### SHORT TASK
The exercise asks you to copy every line below in which "FOOD" appears.

(Stored data entries)
---+---
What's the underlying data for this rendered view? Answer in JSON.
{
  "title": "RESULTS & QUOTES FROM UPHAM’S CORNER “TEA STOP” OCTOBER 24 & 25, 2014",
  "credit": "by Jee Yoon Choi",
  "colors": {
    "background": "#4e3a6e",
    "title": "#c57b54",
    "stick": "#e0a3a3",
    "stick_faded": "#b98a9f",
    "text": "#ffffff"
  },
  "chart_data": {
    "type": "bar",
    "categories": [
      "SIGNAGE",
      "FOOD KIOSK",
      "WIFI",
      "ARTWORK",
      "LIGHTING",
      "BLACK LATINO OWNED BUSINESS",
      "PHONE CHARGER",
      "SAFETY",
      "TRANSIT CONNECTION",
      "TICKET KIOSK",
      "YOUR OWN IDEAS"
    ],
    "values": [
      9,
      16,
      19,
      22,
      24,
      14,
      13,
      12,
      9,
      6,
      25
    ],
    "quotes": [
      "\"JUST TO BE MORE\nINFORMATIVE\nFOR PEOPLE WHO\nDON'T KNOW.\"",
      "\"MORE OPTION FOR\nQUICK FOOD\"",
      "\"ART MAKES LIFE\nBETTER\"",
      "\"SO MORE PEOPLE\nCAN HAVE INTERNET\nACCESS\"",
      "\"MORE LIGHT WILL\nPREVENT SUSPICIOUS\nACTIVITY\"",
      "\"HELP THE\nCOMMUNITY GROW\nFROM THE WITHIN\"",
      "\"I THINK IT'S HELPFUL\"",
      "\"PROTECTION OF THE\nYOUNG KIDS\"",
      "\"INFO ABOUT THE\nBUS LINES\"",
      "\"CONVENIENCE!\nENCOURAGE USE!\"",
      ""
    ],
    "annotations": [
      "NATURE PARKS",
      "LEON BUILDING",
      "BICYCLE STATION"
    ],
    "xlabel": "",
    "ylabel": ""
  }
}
---+---
### RESPONSE TO THIS EXERCISE
      "FOOD KIOSK",
      "\"MORE OPTION FOR\nQUICK FOOD\"",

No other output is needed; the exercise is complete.